- [To do] Write out the full set of records below exactly.
>> start Provided information
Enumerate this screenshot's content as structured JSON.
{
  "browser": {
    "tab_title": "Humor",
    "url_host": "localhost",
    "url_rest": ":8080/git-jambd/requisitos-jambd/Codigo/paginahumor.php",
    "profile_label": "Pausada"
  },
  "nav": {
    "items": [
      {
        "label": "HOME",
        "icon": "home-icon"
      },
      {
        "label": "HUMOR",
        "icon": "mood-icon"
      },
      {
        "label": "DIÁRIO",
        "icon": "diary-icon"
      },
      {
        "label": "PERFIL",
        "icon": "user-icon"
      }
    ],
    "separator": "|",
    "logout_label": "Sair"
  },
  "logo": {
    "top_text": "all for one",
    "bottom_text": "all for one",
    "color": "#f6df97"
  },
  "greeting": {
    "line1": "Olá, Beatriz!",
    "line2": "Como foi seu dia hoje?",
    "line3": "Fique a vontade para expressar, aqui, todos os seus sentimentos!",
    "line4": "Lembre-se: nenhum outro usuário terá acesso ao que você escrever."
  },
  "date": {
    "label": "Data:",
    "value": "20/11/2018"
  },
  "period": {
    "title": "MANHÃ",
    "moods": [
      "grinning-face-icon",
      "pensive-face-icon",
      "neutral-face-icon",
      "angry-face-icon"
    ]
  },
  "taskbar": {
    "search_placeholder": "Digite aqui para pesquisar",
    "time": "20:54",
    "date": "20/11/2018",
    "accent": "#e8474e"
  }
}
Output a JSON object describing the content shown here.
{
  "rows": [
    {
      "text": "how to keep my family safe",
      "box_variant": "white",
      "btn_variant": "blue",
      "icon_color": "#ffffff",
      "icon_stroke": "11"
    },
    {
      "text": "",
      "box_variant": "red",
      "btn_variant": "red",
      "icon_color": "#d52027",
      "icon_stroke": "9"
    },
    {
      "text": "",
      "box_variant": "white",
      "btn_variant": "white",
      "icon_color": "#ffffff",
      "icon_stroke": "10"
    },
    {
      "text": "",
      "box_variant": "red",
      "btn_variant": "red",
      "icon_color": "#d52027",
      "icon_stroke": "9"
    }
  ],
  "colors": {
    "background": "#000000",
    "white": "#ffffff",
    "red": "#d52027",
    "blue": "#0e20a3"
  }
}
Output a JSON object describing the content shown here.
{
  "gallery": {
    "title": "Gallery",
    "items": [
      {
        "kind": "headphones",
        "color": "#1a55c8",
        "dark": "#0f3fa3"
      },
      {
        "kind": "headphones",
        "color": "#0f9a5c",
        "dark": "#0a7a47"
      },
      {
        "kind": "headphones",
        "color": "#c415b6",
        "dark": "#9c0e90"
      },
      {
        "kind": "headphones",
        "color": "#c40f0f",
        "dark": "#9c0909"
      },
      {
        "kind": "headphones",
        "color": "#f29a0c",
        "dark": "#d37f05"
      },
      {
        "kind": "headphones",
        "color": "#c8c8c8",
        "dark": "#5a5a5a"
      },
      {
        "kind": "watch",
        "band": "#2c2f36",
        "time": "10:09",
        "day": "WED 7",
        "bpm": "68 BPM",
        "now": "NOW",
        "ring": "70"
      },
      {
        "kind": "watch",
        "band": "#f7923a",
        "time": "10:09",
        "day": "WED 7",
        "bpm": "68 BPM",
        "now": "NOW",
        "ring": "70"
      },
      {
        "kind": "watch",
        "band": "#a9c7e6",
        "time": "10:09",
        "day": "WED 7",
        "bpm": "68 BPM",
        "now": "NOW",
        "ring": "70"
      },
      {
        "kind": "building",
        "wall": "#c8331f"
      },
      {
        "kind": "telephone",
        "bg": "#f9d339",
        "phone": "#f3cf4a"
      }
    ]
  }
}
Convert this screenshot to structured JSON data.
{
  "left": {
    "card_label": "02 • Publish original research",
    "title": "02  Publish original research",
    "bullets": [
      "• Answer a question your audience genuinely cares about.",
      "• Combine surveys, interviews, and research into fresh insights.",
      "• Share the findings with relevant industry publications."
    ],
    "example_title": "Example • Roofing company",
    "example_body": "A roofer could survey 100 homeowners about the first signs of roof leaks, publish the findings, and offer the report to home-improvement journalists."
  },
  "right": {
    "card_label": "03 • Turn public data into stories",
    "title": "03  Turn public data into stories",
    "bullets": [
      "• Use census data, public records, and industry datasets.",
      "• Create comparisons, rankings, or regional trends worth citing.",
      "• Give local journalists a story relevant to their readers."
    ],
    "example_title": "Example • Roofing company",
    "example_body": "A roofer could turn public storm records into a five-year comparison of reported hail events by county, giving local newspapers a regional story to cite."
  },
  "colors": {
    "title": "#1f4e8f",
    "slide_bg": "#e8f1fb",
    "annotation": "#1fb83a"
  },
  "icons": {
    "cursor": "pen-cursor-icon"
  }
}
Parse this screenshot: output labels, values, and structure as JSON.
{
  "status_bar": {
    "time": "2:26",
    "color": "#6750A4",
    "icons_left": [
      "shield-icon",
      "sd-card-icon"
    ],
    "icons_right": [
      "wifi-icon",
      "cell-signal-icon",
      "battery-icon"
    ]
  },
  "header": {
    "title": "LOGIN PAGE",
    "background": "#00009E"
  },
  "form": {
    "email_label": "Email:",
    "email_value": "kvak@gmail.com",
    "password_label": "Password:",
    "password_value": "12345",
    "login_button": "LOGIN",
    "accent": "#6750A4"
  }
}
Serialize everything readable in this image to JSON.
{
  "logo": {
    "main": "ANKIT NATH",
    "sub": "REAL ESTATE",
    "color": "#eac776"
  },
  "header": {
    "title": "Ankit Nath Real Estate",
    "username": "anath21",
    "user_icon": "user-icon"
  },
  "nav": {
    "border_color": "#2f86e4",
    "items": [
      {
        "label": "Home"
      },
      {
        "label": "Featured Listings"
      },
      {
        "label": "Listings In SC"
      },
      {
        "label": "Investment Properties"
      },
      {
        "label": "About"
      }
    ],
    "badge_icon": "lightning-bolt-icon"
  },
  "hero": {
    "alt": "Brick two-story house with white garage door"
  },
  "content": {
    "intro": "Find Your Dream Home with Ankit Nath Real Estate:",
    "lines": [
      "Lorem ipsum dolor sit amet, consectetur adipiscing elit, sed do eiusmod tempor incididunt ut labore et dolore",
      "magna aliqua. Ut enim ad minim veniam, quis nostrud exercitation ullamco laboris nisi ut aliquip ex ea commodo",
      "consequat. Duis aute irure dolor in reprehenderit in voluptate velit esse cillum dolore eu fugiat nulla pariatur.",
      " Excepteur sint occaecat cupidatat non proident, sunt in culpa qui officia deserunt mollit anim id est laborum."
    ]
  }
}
>> end Provided information
- [Exercise response]
Enumerate this screenshot's content as structured JSON.
{
  "browser": {
    "tab_title": "Humor",
    "url_host": "localhost",
    "url_rest": ":8080/git-jambd/requisitos-jambd/Codigo/paginahumor.php",
    "profile_label": "Pausada"
  },
  "nav": {
    "items": [
      {
        "label": "HOME",
        "icon": "home-icon"
      },
      {
        "label": "HUMOR",
        "icon": "mood-icon"
      },
      {
        "label": "DIÁRIO",
        "icon": "diary-icon"
      },
      {
        "label": "PERFIL",
        "icon": "user-icon"
      }
    ],
    "separator": "|",
    "logout_label": "Sair"
  },
  "logo": {
    "top_text": "all for one",
    "bottom_text": "all for one",
    "color": "#f6df97"
  },
  "greeting": {
    "line1": "Olá, Beatriz!",
    "line2": "Como foi seu dia hoje?",
    "line3": "Fique a vontade para expressar, aqui, todos os seus sentimentos!",
    "line4": "Lembre-se: nenhum outro usuário terá acesso ao que você escrever."
  },
  "date": {
    "label": "Data:",
    "value": "20/11/2018"
  },
  "period": {
    "title": "MANHÃ",
    "moods": [
      "grinning-face-icon",
      "pensive-face-icon",
      "neutral-face-icon",
      "angry-face-icon"
    ]
  },
  "taskbar": {
    "search_placeholder": "Digite aqui para pesquisar",
    "time": "20:54",
    "date": "20/11/2018",
    "accent": "#e8474e"
  }
}
Output a JSON object describing the content shown here.
{
  "rows": [
    {
      "text": "how to keep my family safe",
      "box_variant": "white",
      "btn_variant": "blue",
      "icon_color": "#ffffff",
      "icon_stroke": "11"
    },
    {
      "text": "",
      "box_variant": "red",
      "btn_variant": "red",
      "icon_color": "#d52027",
      "icon_stroke": "9"
    },
    {
      "text": "",
      "box_variant": "white",
      "btn_variant": "white",
      "icon_color": "#ffffff",
      "icon_stroke": "10"
    },
    {
      "text": "",
      "box_variant": "red",
      "btn_variant": "red",
      "icon_color": "#d52027",
      "icon_stroke": "9"
    }
  ],
  "colors": {
    "background": "#000000",
    "white": "#ffffff",
    "red": "#d52027",
    "blue": "#0e20a3"
  }
}
Output a JSON object describing the content shown here.
{
  "gallery": {
    "title": "Gallery",
    "items": [
      {
        "kind": "headphones",
        "color": "#1a55c8",
        "dark": "#0f3fa3"
      },
      {
        "kind": "headphones",
        "color": "#0f9a5c",
        "dark": "#0a7a47"
      },
      {
        "kind": "headphones",
        "color": "#c415b6",
        "dark": "#9c0e90"
      },
      {
        "kind": "headphones",
        "color": "#c40f0f",
        "dark": "#9c0909"
      },
      {
        "kind": "headphones",
        "color": "#f29a0c",
        "dark": "#d37f05"
      },
      {
        "kind": "headphones",
        "color": "#c8c8c8",
        "dark": "#5a5a5a"
      },
      {
        "kind": "watch",
        "band": "#2c2f36",
        "time": "10:09",
        "day": "WED 7",
        "bpm": "68 BPM",
        "now": "NOW",
        "ring": "70"
      },
      {
        "kind": "watch",
        "band": "#f7923a",
        "time": "10:09",
        "day": "WED 7",
        "bpm": "68 BPM",
        "now": "NOW",
        "ring": "70"
      },
      {
        "kind": "watch",
        "band": "#a9c7e6",
        "time": "10:09",
        "day": "WED 7",
        "bpm": "68 BPM",
        "now": "NOW",
        "ring": "70"
      },
      {
        "kind": "building",
        "wall": "#c8331f"
      },
      {
        "kind": "telephone",
        "bg": "#f9d339",
        "phone": "#f3cf4a"
      }
    ]
  }
}
Convert this screenshot to structured JSON data.
{
  "left": {
    "card_label": "02 • Publish original research",
    "title": "02  Publish original research",
    "bullets": [
      "• Answer a question your audience genuinely cares about.",
      "• Combine surveys, interviews, and research into fresh insights.",
      "• Share the findings with relevant industry publications."
    ],
    "example_title": "Example • Roofing company",
    "example_body": "A roofer could survey 100 homeowners about the first signs of roof leaks, publish the findings, and offer the report to home-improvement journalists."
  },
  "right": {
    "card_label": "03 • Turn public data into stories",
    "title": "03  Turn public data into stories",
    "bullets": [
      "• Use census data, public records, and industry datasets.",
      "• Create comparisons, rankings, or regional trends worth citing.",
      "• Give local journalists a story relevant to their readers."
    ],
    "example_title": "Example • Roofing company",
    "example_body": "A roofer could turn public storm records into a five-year comparison of reported hail events by county, giving local newspapers a regional story to cite."
  },
  "colors": {
    "title": "#1f4e8f",
    "slide_bg": "#e8f1fb",
    "annotation": "#1fb83a"
  },
  "icons": {
    "cursor": "pen-cursor-icon"
  }
}
Parse this screenshot: output labels, values, and structure as JSON.
{
  "status_bar": {
    "time": "2:26",
    "color": "#6750A4",
    "icons_left": [
      "shield-icon",
      "sd-card-icon"
    ],
    "icons_right": [
      "wifi-icon",
      "cell-signal-icon",
      "battery-icon"
    ]
  },
  "header": {
    "title": "LOGIN PAGE",
    "background": "#00009E"
  },
  "form": {
    "email_label": "Email:",
    "email_value": "kvak@gmail.com",
    "password_label": "Password:",
    "password_value": "12345",
    "login_button": "LOGIN",
    "accent": "#6750A4"
  }
}
Serialize everything readable in this image to JSON.
{
  "logo": {
    "main": "ANKIT NATH",
    "sub": "REAL ESTATE",
    "color": "#eac776"
  },
  "header": {
    "title": "Ankit Nath Real Estate",
    "username": "anath21",
    "user_icon": "user-icon"
  },
  "nav": {
    "border_color": "#2f86e4",
    "items": [
      {
        "label": "Home"
      },
      {
        "label": "Featured Listings"
      },
      {
        "label": "Listings In SC"
      },
      {
        "label": "Investment Properties"
      },
      {
        "label": "About"
      }
    ],
    "badge_icon": "lightning-bolt-icon"
  },
  "hero": {
    "alt": "Brick two-story house with white garage door"
  },
  "content": {
    "intro": "Find Your Dream Home with Ankit Nath Real Estate:",
    "lines": [
      "Lorem ipsum dolor sit amet, consectetur adipiscing elit, sed do eiusmod tempor incididunt ut labore et dolore",
      "magna aliqua. Ut enim ad minim veniam, quis nostrud exercitation ullamco laboris nisi ut aliquip ex ea commodo",
      "consequat. Duis aute irure dolor in reprehenderit in voluptate velit esse cillum dolore eu fugiat nulla pariatur.",
      " Excepteur sint occaecat cupidatat non proident, sunt in culpa qui officia deserunt mollit anim id est laborum."
    ]
  }
}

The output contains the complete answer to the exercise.